▸ **TASK PROMPT**
Find the lines that contain the word "Crédito" and copy each one.

═════ SUPPLIED MATERIAL ═════

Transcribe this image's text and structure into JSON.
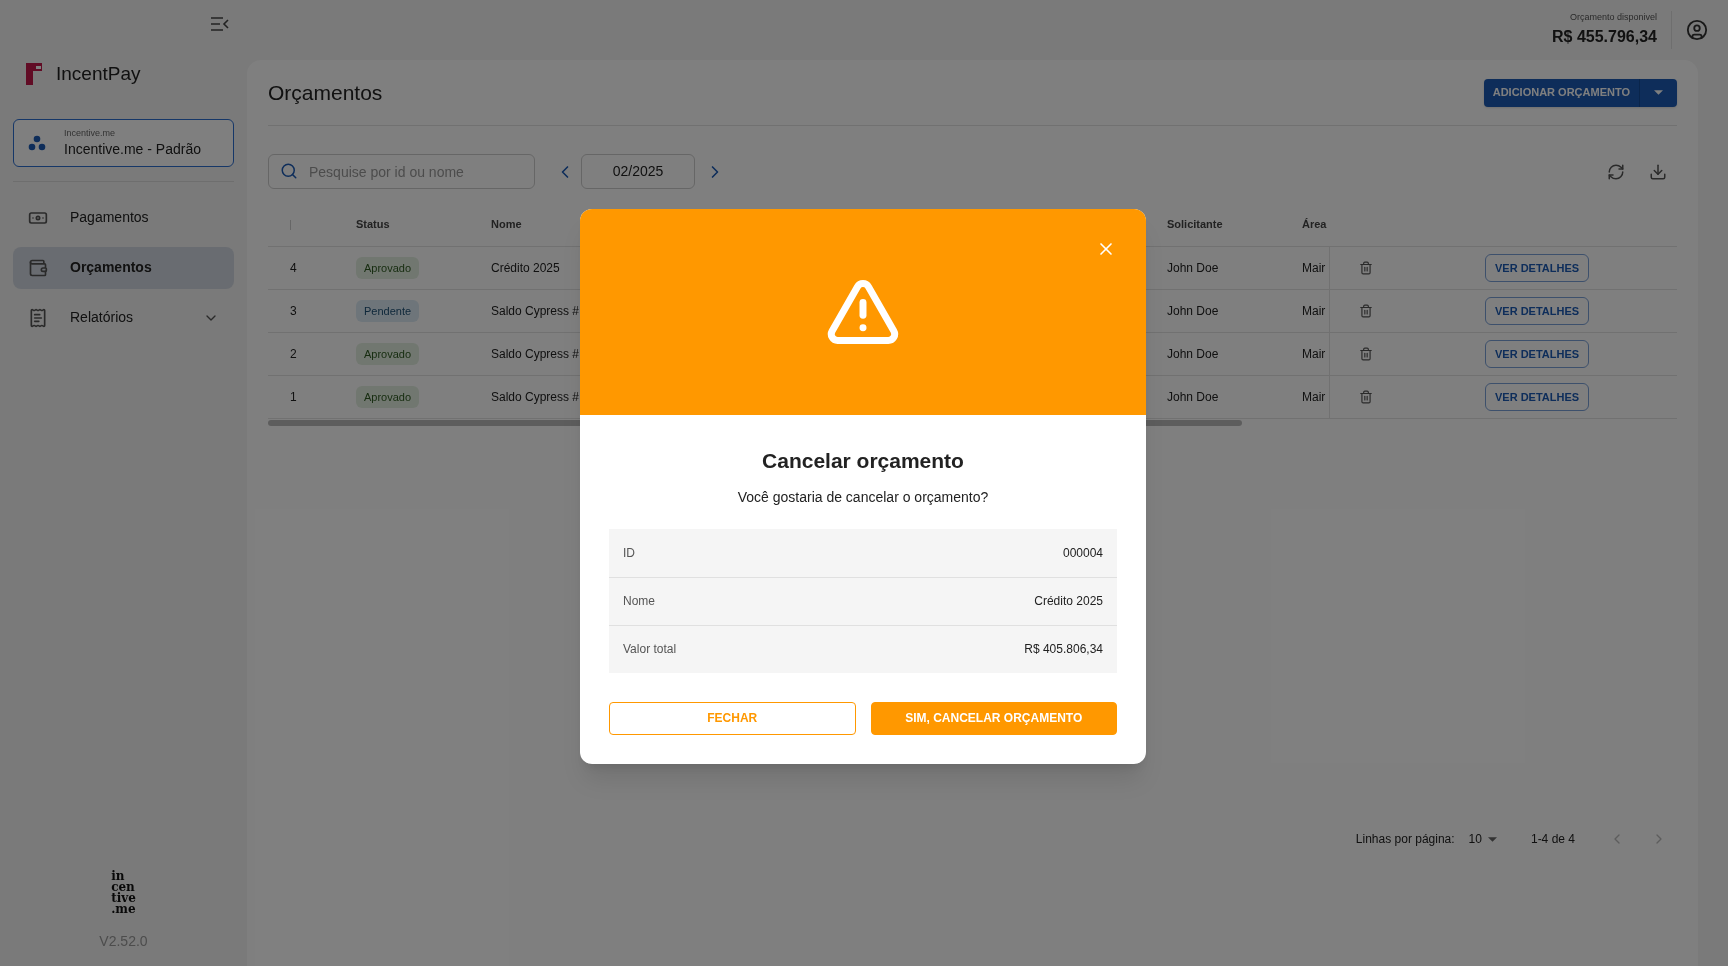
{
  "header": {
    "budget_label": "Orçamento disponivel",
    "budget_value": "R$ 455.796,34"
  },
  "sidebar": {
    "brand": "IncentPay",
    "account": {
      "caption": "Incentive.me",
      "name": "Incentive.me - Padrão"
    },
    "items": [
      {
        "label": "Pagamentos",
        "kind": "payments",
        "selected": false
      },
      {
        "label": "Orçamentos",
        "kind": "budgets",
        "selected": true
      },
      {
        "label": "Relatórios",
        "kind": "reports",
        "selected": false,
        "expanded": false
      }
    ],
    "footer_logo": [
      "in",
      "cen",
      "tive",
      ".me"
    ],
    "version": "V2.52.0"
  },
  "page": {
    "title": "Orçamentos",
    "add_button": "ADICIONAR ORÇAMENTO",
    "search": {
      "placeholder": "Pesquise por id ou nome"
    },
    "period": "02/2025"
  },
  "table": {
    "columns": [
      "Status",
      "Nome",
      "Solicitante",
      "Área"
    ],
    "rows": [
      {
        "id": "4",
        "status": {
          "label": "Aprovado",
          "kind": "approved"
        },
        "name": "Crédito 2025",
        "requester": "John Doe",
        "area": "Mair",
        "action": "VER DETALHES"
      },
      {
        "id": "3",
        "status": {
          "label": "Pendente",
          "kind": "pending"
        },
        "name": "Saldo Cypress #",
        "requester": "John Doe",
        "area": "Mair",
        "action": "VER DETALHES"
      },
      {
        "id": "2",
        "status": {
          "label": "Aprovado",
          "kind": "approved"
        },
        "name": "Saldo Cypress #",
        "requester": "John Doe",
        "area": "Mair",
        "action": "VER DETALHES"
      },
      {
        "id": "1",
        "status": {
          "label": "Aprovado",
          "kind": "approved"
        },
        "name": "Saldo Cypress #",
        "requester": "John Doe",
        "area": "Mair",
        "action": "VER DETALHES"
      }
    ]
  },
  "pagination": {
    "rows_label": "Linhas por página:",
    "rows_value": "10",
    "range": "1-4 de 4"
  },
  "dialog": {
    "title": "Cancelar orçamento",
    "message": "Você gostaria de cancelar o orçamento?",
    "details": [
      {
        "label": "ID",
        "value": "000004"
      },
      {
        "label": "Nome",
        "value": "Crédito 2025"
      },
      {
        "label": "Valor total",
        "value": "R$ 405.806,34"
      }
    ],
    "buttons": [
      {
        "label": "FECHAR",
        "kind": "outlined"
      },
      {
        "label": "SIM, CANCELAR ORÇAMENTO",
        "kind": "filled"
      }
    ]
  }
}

═════

▸ **REPLY**
        "name": "Crédito 2025",
        "value": "Crédito 2025"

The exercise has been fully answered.